DO THIS:
List, from the lines below, each one with "JSON" in it.

Figure content listings:
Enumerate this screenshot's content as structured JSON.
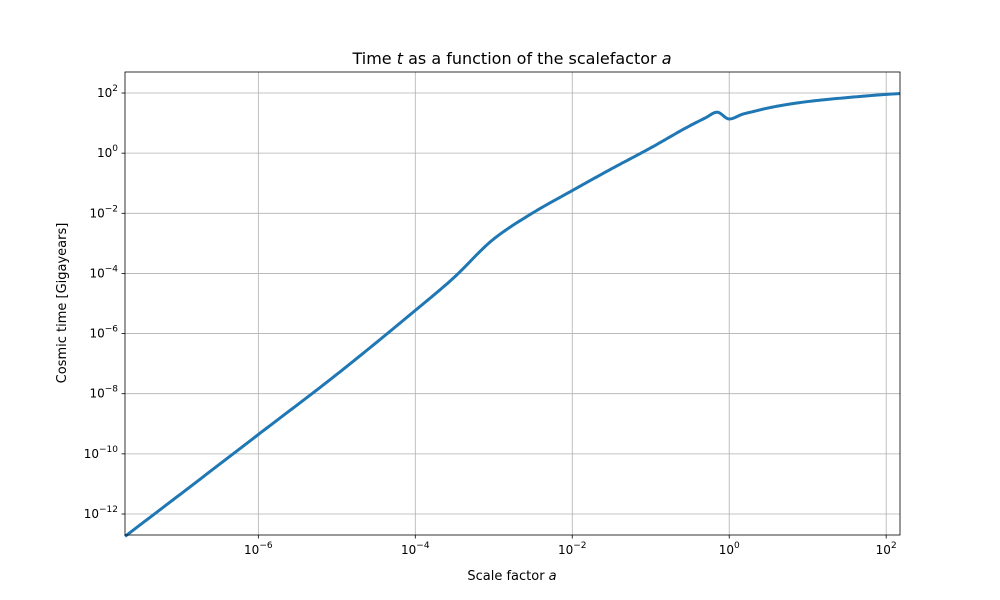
{
  "chart_data": {
    "type": "line",
    "title_pre": "Time ",
    "title_var": "t",
    "title_mid": " as a function of the scalefactor ",
    "title_var2": "a",
    "xlabel_pre": "Scale factor ",
    "xlabel_var": "a",
    "ylabel": "Cosmic time [Gigayears]",
    "xscale": "log",
    "yscale": "log",
    "xlim": [
      2e-08,
      150
    ],
    "ylim": [
      2e-13,
      500
    ],
    "grid": true,
    "x_ticks": [
      {
        "base": "10",
        "exp": "−6",
        "value": 1e-06
      },
      {
        "base": "10",
        "exp": "−4",
        "value": 0.0001
      },
      {
        "base": "10",
        "exp": "−2",
        "value": 0.01
      },
      {
        "base": "10",
        "exp": "0",
        "value": 1
      },
      {
        "base": "10",
        "exp": "2",
        "value": 100
      }
    ],
    "y_ticks": [
      {
        "base": "10",
        "exp": "2",
        "value": 100
      },
      {
        "base": "10",
        "exp": "0",
        "value": 1
      },
      {
        "base": "10",
        "exp": "−2",
        "value": 0.01
      },
      {
        "base": "10",
        "exp": "−4",
        "value": 0.0001
      },
      {
        "base": "10",
        "exp": "−6",
        "value": 1e-06
      },
      {
        "base": "10",
        "exp": "−8",
        "value": 1e-08
      },
      {
        "base": "10",
        "exp": "−10",
        "value": 1e-10
      },
      {
        "base": "10",
        "exp": "−12",
        "value": 1e-12
      }
    ],
    "series": [
      {
        "color": "#1f77b4",
        "x": [
          2e-08,
          1e-07,
          1e-06,
          1e-05,
          0.0001,
          0.0003,
          0.001,
          0.003,
          0.01,
          0.03,
          0.1,
          0.3,
          0.5,
          0.7,
          1,
          1.5,
          2,
          3,
          5,
          10,
          20,
          50,
          100,
          150
        ],
        "y": [
          1.8e-13,
          4.4e-12,
          4.4e-10,
          4.4e-08,
          5.9e-06,
          6.7e-05,
          0.0014,
          0.0096,
          0.057,
          0.28,
          1.5,
          7.6,
          15,
          23,
          13.7,
          20,
          24,
          31,
          40,
          52,
          63,
          78,
          90,
          96
        ]
      }
    ]
  }
}
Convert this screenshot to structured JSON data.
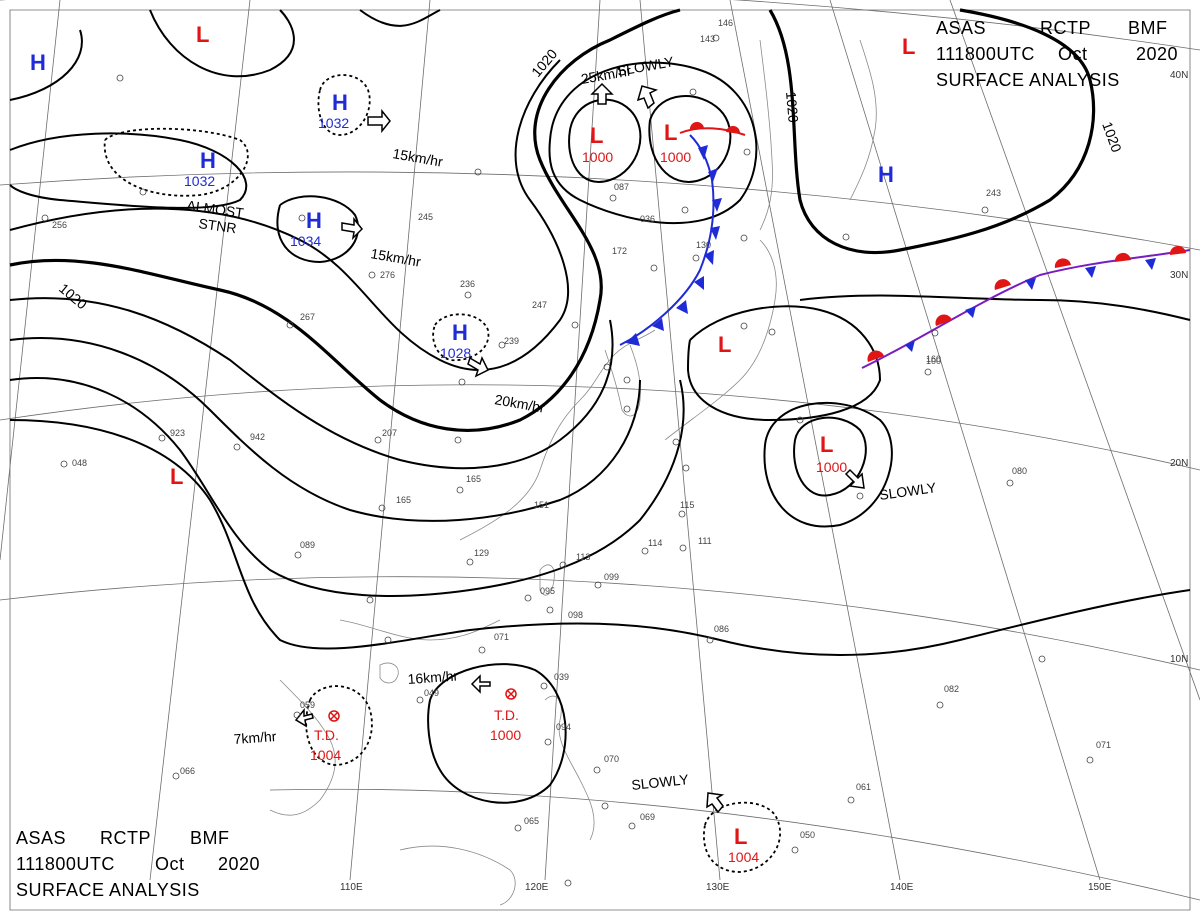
{
  "header_top": {
    "line1": [
      "ASAS",
      "RCTP",
      "BMF"
    ],
    "line2": [
      "111800UTC",
      "Oct",
      "2020"
    ],
    "line3": "SURFACE ANALYSIS"
  },
  "header_bottom": {
    "line1": [
      "ASAS",
      "RCTP",
      "BMF"
    ],
    "line2": [
      "111800UTC",
      "Oct",
      "2020"
    ],
    "line3": "SURFACE ANALYSIS"
  },
  "colors": {
    "high": "#1f2bd6",
    "low": "#e01515",
    "cold_front": "#1f2bd6",
    "warm_front": "#e01515",
    "isobar": "#000000",
    "grid": "#6d6d6d"
  },
  "lat_labels": [
    "40N",
    "30N",
    "20N",
    "10N"
  ],
  "lon_labels": [
    "110E",
    "120E",
    "130E",
    "140E",
    "150E"
  ],
  "isobar_labels": [
    "1020",
    "1020",
    "1020",
    "1020"
  ],
  "pressure_systems": [
    {
      "type": "H",
      "value": ""
    },
    {
      "type": "L",
      "value": ""
    },
    {
      "type": "H",
      "value": "1032"
    },
    {
      "type": "H",
      "value": "1032"
    },
    {
      "type": "H",
      "value": "1034"
    },
    {
      "type": "H",
      "value": "1028"
    },
    {
      "type": "L",
      "value": "1000"
    },
    {
      "type": "L",
      "value": "1000"
    },
    {
      "type": "L",
      "value": ""
    },
    {
      "type": "H",
      "value": ""
    },
    {
      "type": "L",
      "value": "1000"
    },
    {
      "type": "L",
      "value": ""
    },
    {
      "type": "L",
      "value": "1004"
    },
    {
      "type": "L",
      "value": ""
    }
  ],
  "depressions": [
    {
      "label": "T.D.",
      "value": "1000"
    },
    {
      "label": "T.D.",
      "value": "1004"
    }
  ],
  "motion_labels": [
    "15km/hr",
    "15km/hr",
    "20km/hr",
    "25km/hr",
    "SLOWLY",
    "SLOWLY",
    "SLOWLY",
    "16km/hr",
    "7km/hr"
  ],
  "notes": {
    "almost": "ALMOST",
    "stnr": "STNR"
  },
  "station_obs": [
    "256",
    "267",
    "276",
    "245",
    "236",
    "247",
    "239",
    "207",
    "165",
    "151",
    "165",
    "089",
    "129",
    "113",
    "099",
    "095",
    "098",
    "071",
    "039",
    "065",
    "069",
    "070",
    "050",
    "061",
    "071",
    "082",
    "080",
    "100",
    "243",
    "172",
    "130",
    "115",
    "114",
    "111",
    "086",
    "923",
    "942",
    "048",
    "066",
    "059",
    "049",
    "094",
    "160",
    "146",
    "143",
    "087",
    "036"
  ]
}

ANSWER FOR THIS EXERCISE:
Enumerate this screenshot's content as structured JSON.
Convert this screenshot to structured JSON data.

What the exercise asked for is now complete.